[REQUIRED TASK] Quote, verbatim, all material below, without pictures.

┄┄┄┄┄┄┄┄┄┄┄┄┄┄┄┄┄┄┄┄

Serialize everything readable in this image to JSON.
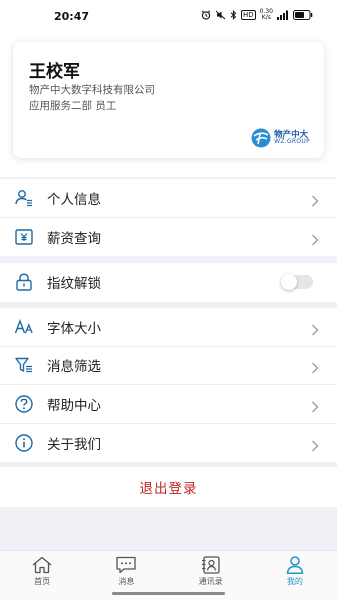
{
  "status_bar": {
    "time": "20:47",
    "icons": [
      "alarm-icon",
      "mute-icon",
      "bluetooth-icon",
      "hd-icon",
      "network-speed-icon",
      "signal-icon",
      "battery-icon"
    ],
    "hd_label": "HD",
    "net_speed": "0.30",
    "net_unit": "K/s"
  },
  "profile": {
    "name": "王校军",
    "company": "物产中大数字科技有限公司",
    "department": "应用服务二部  员工",
    "logo": {
      "cn": "物产中大",
      "en": "WZ.GROUP"
    }
  },
  "menu_groups": [
    [
      {
        "label": "个人信息",
        "icon": "person-list-icon",
        "action": "chevron"
      },
      {
        "label": "薪资查询",
        "icon": "salary-icon",
        "action": "chevron"
      }
    ],
    [
      {
        "label": "指纹解锁",
        "icon": "lock-icon",
        "action": "toggle",
        "toggle_on": false
      }
    ],
    [
      {
        "label": "字体大小",
        "icon": "font-size-icon",
        "action": "chevron"
      },
      {
        "label": "消息筛选",
        "icon": "filter-icon",
        "action": "chevron"
      },
      {
        "label": "帮助中心",
        "icon": "help-icon",
        "action": "chevron"
      },
      {
        "label": "关于我们",
        "icon": "info-icon",
        "action": "chevron"
      }
    ]
  ],
  "logout_label": "退出登录",
  "tabs": [
    {
      "label": "首页",
      "icon": "home-icon",
      "active": false
    },
    {
      "label": "消息",
      "icon": "message-icon",
      "active": false
    },
    {
      "label": "通讯录",
      "icon": "contacts-icon",
      "active": false
    },
    {
      "label": "我的",
      "icon": "profile-icon",
      "active": true
    }
  ],
  "colors": {
    "accent": "#2396c6",
    "icon_blue": "#1c6aa5",
    "logout_red": "#c4262b",
    "background": "#f1f0f7"
  }
}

┄┄┄┄┄┄┄┄┄┄┄┄┄┄┄┄┄┄┄┄

[RESPONSE]
Serialize everything readable in this image to JSON.
{
  "status_bar": {
    "time": "20:47",
    "icons": [
      "alarm-icon",
      "mute-icon",
      "bluetooth-icon",
      "hd-icon",
      "network-speed-icon",
      "signal-icon",
      "battery-icon"
    ],
    "hd_label": "HD",
    "net_speed": "0.30",
    "net_unit": "K/s"
  },
  "profile": {
    "name": "王校军",
    "company": "物产中大数字科技有限公司",
    "department": "应用服务二部  员工",
    "logo": {
      "cn": "物产中大",
      "en": "WZ.GROUP"
    }
  },
  "menu_groups": [
    [
      {
        "label": "个人信息",
        "icon": "person-list-icon",
        "action": "chevron"
      },
      {
        "label": "薪资查询",
        "icon": "salary-icon",
        "action": "chevron"
      }
    ],
    [
      {
        "label": "指纹解锁",
        "icon": "lock-icon",
        "action": "toggle",
        "toggle_on": false
      }
    ],
    [
      {
        "label": "字体大小",
        "icon": "font-size-icon",
        "action": "chevron"
      },
      {
        "label": "消息筛选",
        "icon": "filter-icon",
        "action": "chevron"
      },
      {
        "label": "帮助中心",
        "icon": "help-icon",
        "action": "chevron"
      },
      {
        "label": "关于我们",
        "icon": "info-icon",
        "action": "chevron"
      }
    ]
  ],
  "logout_label": "退出登录",
  "tabs": [
    {
      "label": "首页",
      "icon": "home-icon",
      "active": false
    },
    {
      "label": "消息",
      "icon": "message-icon",
      "active": false
    },
    {
      "label": "通讯录",
      "icon": "contacts-icon",
      "active": false
    },
    {
      "label": "我的",
      "icon": "profile-icon",
      "active": true
    }
  ],
  "colors": {
    "accent": "#2396c6",
    "icon_blue": "#1c6aa5",
    "logout_red": "#c4262b",
    "background": "#f1f0f7"
  }
}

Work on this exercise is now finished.